> WORK TO BE COMPLETED: What is the number of lines containing the string "logging"? Answer with the number only.
********************
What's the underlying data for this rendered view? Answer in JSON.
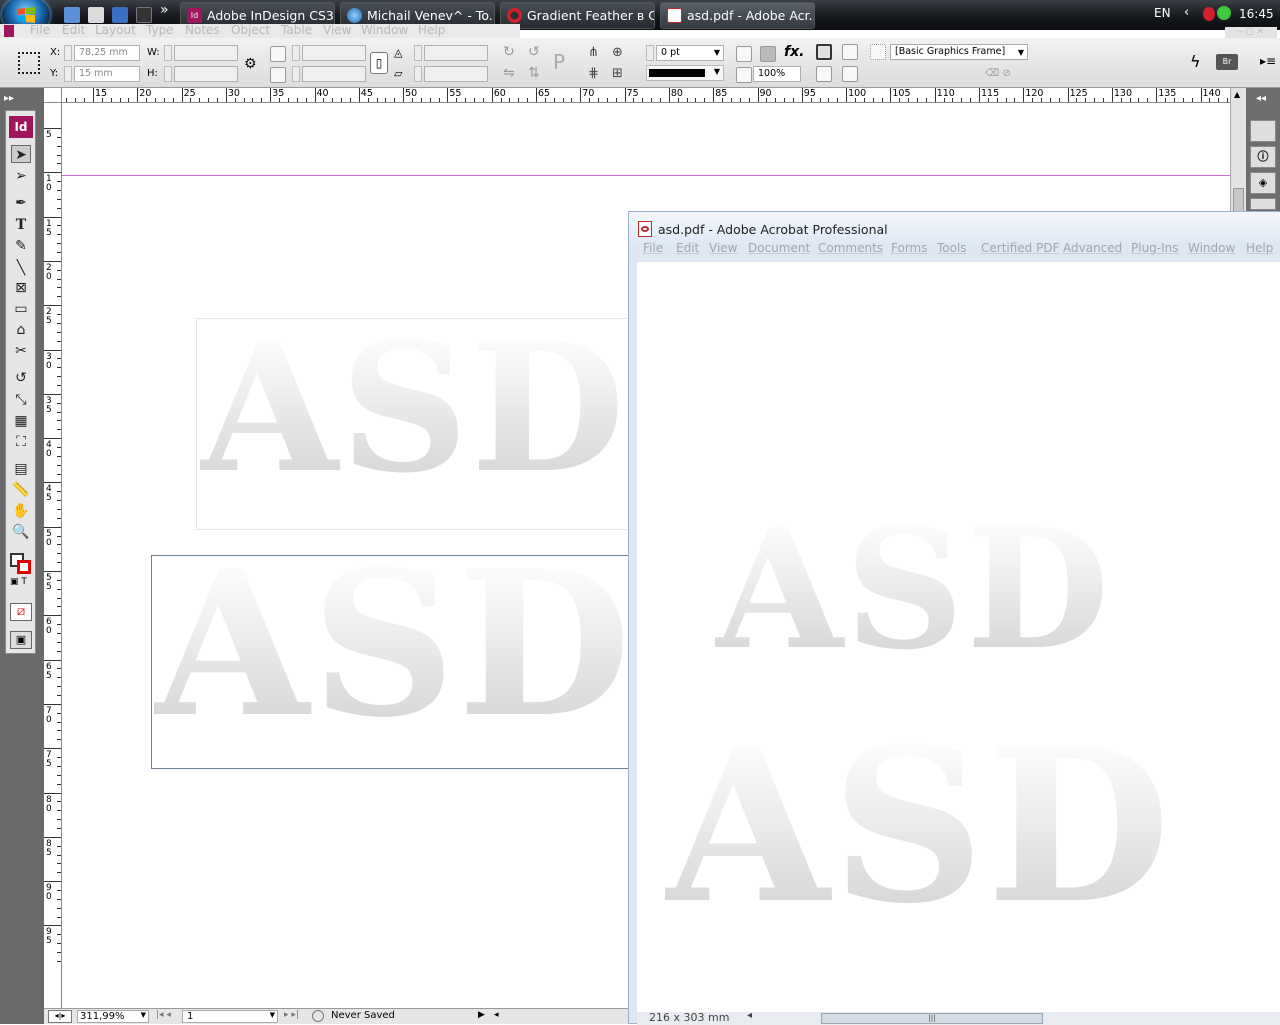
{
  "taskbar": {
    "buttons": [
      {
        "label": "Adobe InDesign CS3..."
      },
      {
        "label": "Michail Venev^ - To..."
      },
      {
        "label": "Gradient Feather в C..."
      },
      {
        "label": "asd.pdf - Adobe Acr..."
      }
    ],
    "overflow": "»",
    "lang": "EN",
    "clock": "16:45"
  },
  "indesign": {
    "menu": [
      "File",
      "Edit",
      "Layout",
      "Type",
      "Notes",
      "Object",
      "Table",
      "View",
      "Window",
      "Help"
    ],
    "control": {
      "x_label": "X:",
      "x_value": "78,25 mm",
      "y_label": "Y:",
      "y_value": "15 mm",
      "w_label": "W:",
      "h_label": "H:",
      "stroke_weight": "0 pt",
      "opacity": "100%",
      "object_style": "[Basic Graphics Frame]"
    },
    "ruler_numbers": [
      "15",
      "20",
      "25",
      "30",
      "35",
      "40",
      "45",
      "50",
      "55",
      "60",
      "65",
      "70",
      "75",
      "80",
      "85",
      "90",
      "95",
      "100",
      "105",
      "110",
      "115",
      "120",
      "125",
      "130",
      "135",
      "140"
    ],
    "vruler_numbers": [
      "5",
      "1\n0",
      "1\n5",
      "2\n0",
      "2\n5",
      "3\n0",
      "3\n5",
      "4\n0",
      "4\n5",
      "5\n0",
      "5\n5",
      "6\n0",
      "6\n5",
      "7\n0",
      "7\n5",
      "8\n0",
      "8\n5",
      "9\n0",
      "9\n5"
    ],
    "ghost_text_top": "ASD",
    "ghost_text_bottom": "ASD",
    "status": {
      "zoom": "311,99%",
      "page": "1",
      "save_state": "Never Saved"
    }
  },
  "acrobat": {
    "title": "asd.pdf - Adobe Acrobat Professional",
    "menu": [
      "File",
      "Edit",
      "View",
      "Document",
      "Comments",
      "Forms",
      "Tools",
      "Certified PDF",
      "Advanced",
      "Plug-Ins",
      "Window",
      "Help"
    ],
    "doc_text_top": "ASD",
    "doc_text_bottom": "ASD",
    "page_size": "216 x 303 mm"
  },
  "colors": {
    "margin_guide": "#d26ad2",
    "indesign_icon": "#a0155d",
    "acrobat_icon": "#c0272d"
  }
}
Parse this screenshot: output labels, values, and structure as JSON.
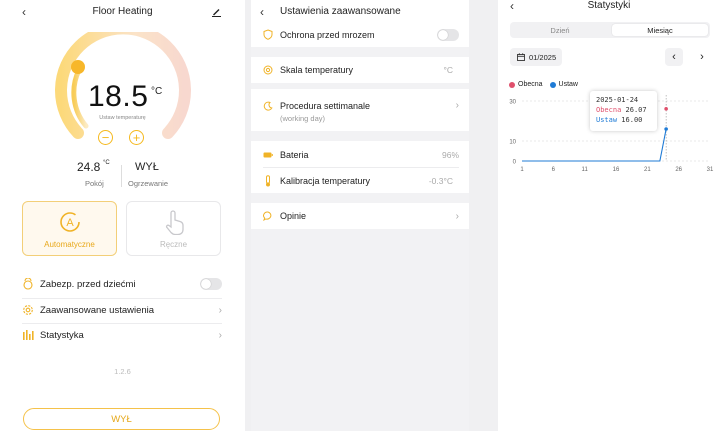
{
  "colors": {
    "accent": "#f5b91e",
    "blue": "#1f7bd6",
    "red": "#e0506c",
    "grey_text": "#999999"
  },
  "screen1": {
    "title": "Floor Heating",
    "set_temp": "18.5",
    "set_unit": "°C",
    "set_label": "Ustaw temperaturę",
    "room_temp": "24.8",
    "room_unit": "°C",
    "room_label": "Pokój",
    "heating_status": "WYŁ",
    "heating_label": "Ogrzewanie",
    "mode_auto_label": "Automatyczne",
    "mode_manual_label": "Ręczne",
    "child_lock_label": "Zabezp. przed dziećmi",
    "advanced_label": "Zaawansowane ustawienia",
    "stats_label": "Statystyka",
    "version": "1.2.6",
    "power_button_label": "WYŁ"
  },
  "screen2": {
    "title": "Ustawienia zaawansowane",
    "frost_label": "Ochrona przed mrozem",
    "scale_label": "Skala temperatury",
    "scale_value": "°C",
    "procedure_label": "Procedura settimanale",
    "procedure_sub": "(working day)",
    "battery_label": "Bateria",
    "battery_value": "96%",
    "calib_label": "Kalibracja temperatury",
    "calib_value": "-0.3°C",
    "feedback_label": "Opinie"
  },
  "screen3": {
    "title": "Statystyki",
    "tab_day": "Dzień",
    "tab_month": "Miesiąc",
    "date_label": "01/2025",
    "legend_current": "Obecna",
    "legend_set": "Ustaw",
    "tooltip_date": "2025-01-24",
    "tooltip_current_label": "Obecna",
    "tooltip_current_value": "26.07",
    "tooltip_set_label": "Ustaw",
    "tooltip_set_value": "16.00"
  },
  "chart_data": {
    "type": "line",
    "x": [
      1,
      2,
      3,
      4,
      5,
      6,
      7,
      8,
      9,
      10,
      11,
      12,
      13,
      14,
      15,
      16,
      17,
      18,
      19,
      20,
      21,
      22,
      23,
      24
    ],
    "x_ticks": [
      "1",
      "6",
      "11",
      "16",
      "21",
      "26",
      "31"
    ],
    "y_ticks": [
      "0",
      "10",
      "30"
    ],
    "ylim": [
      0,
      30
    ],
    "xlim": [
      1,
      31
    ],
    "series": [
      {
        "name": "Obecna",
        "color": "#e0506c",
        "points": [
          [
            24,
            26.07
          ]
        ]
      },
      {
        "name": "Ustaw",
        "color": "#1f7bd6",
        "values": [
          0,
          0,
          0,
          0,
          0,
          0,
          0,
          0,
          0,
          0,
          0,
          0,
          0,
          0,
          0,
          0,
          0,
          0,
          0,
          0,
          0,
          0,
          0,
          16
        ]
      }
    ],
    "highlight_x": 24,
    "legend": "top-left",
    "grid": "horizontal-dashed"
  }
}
********************
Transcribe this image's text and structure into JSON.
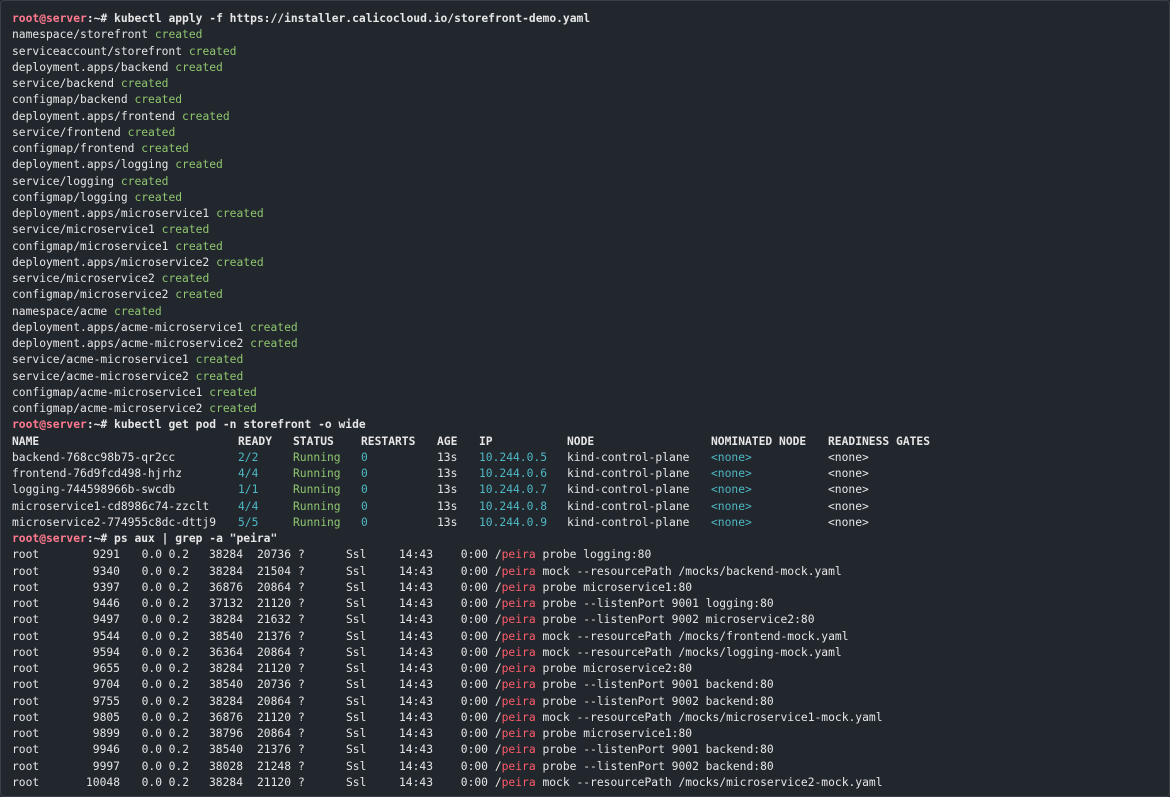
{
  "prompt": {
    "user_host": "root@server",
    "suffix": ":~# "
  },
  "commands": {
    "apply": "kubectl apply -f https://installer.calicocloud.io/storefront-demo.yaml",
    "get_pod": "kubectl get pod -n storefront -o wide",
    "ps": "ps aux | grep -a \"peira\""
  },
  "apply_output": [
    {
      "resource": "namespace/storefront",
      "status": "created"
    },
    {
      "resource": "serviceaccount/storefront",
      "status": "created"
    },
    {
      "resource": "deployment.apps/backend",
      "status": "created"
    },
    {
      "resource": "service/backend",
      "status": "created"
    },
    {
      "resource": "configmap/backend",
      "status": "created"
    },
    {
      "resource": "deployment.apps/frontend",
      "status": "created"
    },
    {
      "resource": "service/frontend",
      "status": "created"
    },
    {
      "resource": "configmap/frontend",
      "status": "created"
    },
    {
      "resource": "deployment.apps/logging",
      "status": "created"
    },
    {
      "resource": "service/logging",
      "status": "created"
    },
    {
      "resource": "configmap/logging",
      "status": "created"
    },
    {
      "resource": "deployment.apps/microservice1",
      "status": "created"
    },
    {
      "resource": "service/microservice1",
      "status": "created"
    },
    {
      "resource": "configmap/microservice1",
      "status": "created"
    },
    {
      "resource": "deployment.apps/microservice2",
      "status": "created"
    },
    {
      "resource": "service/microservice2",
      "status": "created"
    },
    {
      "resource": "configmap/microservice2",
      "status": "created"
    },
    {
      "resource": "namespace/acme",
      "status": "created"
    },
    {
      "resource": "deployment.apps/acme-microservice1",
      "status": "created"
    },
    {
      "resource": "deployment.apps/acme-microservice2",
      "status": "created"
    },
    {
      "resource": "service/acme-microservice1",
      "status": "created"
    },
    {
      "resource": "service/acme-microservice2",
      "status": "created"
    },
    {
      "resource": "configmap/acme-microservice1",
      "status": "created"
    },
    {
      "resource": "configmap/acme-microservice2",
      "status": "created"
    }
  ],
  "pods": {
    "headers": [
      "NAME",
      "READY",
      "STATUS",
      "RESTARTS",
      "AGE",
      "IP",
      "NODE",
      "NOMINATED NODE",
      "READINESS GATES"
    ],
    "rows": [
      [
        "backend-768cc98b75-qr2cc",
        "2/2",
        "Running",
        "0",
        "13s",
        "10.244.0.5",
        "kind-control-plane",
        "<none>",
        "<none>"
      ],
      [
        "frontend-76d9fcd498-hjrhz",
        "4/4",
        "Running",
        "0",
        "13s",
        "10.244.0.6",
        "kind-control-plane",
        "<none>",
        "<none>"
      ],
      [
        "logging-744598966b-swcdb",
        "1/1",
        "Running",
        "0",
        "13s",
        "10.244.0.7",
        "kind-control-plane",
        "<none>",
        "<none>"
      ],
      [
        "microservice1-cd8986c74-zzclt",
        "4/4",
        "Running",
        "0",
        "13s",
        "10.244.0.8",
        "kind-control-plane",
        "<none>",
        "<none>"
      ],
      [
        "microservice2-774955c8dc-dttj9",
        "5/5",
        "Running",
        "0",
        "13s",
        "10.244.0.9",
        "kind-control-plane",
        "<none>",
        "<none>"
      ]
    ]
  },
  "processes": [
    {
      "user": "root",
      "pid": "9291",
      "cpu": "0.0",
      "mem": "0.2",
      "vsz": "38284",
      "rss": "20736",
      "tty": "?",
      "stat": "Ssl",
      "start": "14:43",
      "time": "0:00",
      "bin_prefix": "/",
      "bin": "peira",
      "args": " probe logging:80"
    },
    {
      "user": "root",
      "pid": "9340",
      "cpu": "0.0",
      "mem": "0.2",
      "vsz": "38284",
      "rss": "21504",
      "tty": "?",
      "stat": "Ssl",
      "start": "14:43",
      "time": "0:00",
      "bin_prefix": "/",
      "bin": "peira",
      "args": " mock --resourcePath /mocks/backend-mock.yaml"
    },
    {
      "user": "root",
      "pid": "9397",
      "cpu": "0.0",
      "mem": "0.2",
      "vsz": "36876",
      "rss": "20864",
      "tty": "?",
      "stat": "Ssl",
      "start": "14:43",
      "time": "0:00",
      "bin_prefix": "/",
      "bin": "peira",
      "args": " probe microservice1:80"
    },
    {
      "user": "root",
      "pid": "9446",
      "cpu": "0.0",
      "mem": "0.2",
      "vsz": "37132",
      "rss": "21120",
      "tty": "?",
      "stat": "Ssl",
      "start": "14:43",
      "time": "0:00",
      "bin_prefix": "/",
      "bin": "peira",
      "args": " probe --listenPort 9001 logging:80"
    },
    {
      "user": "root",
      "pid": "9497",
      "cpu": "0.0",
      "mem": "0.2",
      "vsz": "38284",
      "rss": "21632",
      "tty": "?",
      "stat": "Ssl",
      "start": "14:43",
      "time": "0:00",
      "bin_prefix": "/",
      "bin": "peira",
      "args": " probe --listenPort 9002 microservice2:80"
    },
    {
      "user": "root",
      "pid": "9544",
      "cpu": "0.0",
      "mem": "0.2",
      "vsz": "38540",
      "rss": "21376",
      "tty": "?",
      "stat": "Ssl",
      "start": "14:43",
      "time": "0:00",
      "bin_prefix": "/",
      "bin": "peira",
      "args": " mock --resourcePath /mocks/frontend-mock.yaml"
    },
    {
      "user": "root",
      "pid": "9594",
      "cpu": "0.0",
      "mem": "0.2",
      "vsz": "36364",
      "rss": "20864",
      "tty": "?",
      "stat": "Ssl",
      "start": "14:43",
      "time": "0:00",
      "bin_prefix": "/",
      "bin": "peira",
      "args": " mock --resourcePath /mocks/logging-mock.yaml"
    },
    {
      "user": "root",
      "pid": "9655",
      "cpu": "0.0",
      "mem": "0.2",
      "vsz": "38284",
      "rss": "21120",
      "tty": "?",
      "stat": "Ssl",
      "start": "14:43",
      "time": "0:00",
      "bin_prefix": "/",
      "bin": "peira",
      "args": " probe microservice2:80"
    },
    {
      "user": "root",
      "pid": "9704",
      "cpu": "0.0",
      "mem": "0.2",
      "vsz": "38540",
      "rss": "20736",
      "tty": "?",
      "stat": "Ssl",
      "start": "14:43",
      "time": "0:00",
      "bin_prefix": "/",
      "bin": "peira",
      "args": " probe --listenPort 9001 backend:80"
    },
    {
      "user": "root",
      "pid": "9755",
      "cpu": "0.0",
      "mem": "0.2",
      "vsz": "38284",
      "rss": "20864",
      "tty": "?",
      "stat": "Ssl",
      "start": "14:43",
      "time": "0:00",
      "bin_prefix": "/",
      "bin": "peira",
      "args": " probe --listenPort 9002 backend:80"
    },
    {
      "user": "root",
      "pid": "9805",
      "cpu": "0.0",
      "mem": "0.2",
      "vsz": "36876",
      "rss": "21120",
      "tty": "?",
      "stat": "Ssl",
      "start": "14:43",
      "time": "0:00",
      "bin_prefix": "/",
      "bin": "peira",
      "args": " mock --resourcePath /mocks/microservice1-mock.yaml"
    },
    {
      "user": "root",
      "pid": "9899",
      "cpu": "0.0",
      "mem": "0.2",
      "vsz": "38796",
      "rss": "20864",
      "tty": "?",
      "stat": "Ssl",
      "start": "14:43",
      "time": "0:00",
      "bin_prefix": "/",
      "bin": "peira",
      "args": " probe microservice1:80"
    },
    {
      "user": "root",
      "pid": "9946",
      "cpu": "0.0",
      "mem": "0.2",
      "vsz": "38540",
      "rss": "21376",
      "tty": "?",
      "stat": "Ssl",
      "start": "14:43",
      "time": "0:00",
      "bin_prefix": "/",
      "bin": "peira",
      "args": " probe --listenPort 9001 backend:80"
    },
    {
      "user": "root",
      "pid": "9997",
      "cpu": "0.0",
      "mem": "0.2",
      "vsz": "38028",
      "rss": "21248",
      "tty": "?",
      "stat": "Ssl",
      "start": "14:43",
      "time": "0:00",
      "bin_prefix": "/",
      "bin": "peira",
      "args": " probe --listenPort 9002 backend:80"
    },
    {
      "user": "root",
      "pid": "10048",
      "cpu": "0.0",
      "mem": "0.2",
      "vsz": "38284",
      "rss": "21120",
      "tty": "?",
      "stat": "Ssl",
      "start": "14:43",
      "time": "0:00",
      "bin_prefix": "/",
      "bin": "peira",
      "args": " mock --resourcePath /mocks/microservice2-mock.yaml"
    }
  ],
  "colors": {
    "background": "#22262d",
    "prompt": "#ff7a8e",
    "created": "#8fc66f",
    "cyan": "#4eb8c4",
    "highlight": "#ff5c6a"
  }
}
********************
> RESULT: 7